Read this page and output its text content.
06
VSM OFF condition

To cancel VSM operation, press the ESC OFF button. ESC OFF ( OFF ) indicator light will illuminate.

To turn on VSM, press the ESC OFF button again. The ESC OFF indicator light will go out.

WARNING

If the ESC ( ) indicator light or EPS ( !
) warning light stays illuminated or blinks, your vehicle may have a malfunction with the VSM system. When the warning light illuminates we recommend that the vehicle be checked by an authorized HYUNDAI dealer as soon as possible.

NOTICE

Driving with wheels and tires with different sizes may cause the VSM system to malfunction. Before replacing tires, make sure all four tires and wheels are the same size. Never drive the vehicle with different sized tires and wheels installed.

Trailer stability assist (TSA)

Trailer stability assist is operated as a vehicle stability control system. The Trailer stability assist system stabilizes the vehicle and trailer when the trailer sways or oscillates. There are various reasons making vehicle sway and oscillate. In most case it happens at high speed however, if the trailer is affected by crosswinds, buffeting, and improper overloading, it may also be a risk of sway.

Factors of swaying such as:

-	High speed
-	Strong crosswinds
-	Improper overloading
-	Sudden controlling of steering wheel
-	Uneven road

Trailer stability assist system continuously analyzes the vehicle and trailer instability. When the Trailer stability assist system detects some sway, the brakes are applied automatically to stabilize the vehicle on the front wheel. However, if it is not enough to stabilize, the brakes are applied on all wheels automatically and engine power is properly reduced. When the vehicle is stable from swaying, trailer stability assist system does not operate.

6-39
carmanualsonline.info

## Stated problem
Show the lines of the records that contain the word "will".

## The output
To cancel VSM operation, press the ESC OFF button. ESC OFF ( OFF ) indicator light will illuminate.
To turn on VSM, press the ESC OFF button again. The ESC OFF indicator light will go out.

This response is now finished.